==== Information provided ====

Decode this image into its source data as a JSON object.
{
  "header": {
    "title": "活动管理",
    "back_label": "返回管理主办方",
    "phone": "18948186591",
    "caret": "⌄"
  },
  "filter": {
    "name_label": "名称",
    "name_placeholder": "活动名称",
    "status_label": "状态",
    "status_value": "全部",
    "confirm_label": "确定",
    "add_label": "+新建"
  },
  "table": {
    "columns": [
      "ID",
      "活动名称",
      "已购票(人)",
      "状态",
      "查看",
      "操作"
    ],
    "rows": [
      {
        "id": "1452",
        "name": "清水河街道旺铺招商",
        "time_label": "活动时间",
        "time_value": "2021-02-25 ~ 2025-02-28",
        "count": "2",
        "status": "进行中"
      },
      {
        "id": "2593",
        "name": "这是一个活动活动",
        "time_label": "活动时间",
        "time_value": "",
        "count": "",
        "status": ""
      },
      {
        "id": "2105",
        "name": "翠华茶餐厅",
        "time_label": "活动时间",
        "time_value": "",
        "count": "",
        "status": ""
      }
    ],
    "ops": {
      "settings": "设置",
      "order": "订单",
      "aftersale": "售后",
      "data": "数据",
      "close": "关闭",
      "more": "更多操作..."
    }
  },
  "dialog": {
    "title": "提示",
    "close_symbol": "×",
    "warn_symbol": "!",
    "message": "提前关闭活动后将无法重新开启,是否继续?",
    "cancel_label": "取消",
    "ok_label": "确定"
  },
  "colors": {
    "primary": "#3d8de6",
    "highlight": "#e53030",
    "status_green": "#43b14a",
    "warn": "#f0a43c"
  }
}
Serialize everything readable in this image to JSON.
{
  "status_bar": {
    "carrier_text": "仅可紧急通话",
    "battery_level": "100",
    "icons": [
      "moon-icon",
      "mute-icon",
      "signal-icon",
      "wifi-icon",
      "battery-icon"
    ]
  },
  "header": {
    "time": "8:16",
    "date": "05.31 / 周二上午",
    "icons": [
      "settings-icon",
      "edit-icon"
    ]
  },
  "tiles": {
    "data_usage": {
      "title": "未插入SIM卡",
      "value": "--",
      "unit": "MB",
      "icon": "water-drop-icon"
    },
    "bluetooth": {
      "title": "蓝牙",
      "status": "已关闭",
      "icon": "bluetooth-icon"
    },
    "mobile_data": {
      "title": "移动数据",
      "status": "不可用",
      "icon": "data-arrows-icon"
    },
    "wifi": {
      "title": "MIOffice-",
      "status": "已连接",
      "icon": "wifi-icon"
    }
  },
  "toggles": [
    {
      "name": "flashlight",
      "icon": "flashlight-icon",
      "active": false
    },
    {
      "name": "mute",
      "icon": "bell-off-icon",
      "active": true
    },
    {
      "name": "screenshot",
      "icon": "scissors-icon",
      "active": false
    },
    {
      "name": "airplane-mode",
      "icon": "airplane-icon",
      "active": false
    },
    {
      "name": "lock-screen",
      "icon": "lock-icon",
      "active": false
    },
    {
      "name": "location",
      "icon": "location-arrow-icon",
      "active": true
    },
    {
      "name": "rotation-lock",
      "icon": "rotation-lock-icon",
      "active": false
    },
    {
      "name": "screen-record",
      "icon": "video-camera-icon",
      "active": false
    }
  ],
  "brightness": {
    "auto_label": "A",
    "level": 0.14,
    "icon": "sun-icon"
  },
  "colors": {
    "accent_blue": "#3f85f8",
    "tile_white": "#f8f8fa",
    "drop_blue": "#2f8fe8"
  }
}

====
==== Information provided ====

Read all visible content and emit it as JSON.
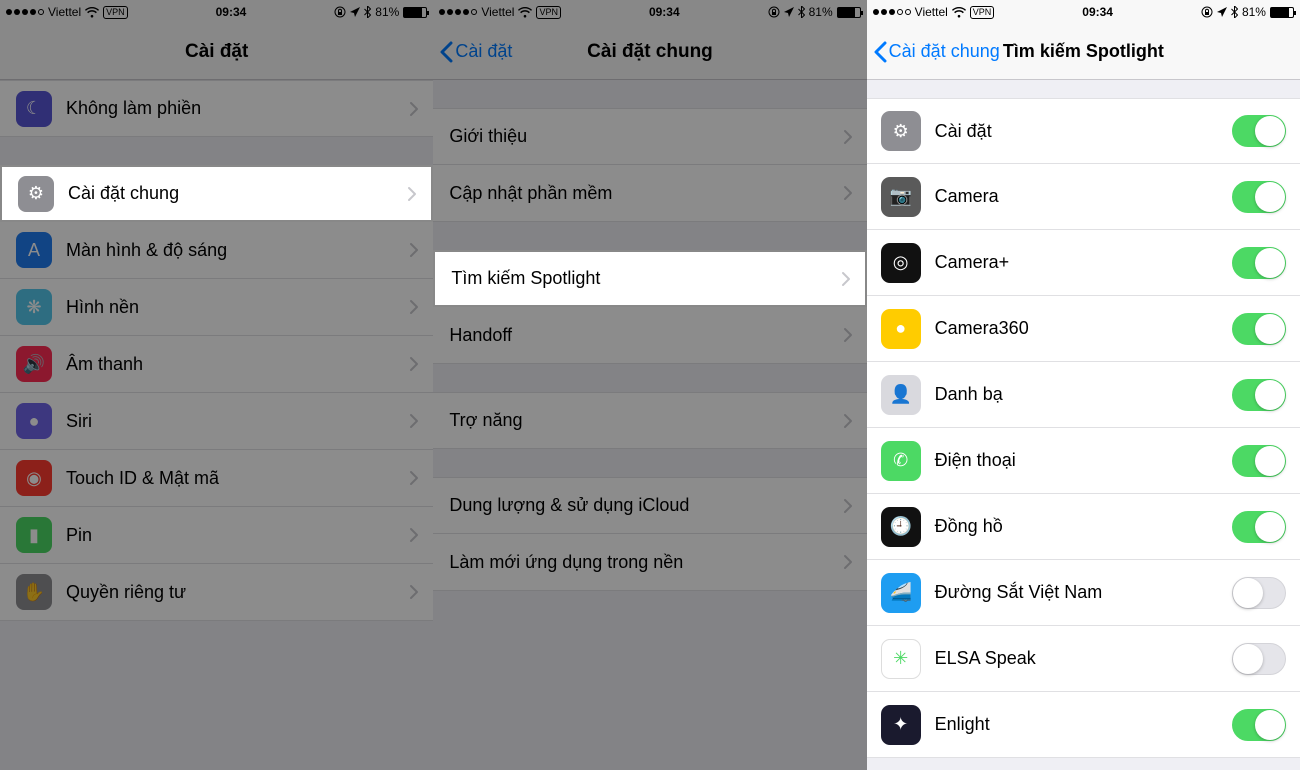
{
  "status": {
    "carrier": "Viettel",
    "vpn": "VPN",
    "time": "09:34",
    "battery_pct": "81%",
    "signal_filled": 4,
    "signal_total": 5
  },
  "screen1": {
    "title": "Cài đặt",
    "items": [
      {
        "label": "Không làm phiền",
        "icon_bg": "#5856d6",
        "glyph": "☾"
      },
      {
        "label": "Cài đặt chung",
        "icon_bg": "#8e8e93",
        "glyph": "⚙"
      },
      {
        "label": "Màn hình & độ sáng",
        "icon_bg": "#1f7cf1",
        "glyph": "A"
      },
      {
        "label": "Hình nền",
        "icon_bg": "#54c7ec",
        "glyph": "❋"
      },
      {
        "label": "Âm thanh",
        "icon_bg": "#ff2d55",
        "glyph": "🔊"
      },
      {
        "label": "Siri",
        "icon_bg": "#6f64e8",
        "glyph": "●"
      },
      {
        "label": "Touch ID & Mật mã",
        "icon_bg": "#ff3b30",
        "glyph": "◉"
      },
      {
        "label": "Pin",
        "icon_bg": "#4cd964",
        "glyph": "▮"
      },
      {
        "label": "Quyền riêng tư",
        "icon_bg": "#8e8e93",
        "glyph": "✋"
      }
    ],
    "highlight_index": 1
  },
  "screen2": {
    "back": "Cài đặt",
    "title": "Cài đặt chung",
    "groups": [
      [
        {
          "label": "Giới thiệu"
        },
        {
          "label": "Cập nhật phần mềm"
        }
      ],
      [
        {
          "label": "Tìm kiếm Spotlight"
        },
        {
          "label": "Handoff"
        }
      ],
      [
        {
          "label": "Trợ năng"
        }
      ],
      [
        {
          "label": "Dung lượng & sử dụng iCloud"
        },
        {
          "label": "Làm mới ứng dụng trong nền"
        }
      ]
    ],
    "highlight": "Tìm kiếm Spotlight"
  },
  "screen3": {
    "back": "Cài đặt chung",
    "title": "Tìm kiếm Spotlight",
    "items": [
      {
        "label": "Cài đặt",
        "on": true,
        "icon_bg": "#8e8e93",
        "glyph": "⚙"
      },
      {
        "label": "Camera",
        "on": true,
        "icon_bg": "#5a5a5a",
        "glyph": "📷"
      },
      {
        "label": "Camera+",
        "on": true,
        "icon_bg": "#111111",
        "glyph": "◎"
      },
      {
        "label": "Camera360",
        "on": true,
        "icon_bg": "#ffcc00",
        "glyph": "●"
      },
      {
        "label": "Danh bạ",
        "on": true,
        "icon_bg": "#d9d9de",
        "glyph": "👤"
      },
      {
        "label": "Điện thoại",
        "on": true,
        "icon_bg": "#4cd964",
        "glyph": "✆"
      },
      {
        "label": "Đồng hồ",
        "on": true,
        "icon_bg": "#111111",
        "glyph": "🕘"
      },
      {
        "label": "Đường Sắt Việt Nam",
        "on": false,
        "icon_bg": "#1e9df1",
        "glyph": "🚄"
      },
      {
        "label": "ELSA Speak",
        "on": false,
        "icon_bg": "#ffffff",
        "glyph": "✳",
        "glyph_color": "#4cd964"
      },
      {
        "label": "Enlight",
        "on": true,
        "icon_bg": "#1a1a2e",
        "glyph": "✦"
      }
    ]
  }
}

====
==== Information provided ====

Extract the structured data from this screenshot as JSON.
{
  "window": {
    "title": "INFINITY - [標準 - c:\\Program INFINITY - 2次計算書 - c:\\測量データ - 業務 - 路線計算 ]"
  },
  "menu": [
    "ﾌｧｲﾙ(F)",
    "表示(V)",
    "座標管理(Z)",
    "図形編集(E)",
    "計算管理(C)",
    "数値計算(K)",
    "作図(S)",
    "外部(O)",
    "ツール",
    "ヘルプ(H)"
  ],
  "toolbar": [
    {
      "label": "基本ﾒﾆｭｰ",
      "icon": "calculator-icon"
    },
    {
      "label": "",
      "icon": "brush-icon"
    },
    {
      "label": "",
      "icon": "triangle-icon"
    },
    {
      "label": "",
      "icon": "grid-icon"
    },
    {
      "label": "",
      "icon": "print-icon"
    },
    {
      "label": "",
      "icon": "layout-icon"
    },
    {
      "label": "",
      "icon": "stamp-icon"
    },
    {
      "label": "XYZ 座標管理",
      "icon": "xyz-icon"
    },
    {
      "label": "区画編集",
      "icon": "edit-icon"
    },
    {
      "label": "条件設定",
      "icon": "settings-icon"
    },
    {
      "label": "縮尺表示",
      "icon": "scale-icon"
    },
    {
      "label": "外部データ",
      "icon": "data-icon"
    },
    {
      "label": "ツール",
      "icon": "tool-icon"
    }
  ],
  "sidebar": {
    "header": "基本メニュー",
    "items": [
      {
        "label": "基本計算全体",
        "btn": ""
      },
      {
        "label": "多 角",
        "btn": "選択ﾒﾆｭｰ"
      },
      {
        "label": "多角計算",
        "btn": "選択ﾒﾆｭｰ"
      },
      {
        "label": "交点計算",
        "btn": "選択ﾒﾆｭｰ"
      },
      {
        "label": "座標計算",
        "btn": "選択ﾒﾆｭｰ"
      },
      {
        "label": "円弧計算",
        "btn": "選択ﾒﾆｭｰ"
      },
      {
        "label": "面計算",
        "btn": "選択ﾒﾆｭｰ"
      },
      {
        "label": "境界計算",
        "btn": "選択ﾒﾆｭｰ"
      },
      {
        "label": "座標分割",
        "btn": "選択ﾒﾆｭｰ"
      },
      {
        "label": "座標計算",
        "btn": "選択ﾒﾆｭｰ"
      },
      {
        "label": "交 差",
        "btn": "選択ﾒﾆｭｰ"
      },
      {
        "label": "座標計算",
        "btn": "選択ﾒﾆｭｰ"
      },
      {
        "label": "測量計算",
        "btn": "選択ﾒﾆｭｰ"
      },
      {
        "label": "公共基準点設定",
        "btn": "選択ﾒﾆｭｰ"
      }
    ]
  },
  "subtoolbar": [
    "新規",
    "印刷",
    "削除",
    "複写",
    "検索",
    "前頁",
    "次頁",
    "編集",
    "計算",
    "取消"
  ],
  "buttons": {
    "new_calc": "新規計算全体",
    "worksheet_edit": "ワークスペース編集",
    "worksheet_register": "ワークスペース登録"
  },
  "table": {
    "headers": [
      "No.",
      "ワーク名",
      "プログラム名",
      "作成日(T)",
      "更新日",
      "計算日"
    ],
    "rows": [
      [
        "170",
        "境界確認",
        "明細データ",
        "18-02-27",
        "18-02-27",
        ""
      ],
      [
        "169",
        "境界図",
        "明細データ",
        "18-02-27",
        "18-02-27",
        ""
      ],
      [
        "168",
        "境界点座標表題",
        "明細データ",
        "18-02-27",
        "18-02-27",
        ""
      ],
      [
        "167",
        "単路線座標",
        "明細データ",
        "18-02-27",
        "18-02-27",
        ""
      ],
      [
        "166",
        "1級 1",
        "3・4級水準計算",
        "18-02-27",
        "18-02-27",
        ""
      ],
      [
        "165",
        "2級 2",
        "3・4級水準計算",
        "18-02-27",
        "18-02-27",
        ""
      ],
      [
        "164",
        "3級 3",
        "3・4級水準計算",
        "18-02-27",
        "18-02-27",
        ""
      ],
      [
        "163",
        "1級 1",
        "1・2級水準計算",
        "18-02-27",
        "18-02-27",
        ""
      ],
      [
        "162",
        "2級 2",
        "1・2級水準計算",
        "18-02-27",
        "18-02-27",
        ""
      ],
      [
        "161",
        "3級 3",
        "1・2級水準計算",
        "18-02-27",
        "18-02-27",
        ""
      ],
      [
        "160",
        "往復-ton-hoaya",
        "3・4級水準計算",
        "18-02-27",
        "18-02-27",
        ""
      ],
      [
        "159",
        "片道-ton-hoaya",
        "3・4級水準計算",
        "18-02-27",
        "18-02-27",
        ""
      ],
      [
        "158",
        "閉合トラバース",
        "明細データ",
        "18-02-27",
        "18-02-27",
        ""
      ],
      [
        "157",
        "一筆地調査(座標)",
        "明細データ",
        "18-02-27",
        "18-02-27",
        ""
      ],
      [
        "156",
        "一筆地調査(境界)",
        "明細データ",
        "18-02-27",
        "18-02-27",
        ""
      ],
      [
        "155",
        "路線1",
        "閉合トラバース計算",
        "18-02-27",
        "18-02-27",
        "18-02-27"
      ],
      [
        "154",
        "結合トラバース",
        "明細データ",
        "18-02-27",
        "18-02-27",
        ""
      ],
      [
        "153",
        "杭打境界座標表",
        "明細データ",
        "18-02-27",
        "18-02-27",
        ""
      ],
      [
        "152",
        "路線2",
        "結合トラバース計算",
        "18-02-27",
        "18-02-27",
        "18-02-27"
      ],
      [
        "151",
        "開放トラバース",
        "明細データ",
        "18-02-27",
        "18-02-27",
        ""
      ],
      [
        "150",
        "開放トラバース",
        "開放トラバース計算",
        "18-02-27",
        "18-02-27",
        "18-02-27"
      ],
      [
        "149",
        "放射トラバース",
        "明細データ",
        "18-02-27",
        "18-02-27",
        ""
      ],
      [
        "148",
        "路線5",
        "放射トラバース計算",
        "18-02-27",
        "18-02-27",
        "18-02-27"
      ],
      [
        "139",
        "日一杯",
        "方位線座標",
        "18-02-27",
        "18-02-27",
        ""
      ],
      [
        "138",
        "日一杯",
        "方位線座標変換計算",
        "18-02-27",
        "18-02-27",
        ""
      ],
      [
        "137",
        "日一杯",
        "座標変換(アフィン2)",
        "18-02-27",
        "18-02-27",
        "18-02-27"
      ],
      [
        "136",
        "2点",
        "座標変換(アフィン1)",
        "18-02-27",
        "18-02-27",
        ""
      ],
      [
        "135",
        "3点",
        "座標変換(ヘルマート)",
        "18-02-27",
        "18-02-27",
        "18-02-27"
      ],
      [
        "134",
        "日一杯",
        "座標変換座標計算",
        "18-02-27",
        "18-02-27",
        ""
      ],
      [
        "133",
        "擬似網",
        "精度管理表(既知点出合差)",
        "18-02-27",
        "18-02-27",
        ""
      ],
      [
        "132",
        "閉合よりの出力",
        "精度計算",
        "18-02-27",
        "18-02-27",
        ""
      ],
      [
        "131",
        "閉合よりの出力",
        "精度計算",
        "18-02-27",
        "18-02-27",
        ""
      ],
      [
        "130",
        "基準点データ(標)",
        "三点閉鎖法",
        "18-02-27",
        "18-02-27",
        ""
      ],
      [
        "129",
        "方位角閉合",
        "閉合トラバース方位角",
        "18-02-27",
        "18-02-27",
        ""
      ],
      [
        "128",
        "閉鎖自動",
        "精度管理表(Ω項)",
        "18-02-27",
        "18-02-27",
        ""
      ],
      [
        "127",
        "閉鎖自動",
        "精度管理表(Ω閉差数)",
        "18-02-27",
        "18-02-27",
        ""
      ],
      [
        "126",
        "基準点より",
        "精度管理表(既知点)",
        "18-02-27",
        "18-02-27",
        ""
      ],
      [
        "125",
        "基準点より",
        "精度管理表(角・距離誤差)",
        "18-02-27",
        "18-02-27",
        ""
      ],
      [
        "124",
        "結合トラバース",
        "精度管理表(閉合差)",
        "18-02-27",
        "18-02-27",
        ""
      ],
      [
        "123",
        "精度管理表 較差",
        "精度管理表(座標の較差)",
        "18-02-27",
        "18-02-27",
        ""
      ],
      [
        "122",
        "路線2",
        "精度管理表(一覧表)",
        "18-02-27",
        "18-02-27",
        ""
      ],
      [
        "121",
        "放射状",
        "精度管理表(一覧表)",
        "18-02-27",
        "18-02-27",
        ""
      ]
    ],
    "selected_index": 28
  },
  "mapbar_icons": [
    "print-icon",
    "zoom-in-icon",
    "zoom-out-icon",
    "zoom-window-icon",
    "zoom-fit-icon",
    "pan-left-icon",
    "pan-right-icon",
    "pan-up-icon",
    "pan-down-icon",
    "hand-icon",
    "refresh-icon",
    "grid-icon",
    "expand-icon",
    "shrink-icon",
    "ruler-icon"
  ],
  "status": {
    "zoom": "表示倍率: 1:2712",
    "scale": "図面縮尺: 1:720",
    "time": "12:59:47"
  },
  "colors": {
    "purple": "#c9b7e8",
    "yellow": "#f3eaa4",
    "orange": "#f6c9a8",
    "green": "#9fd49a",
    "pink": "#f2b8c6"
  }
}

====

- What you need to do -
Select every line of the records holding the string "flashlight".

- Written answer -
      "name": "flashlight",
      "icon": "flashlight-icon",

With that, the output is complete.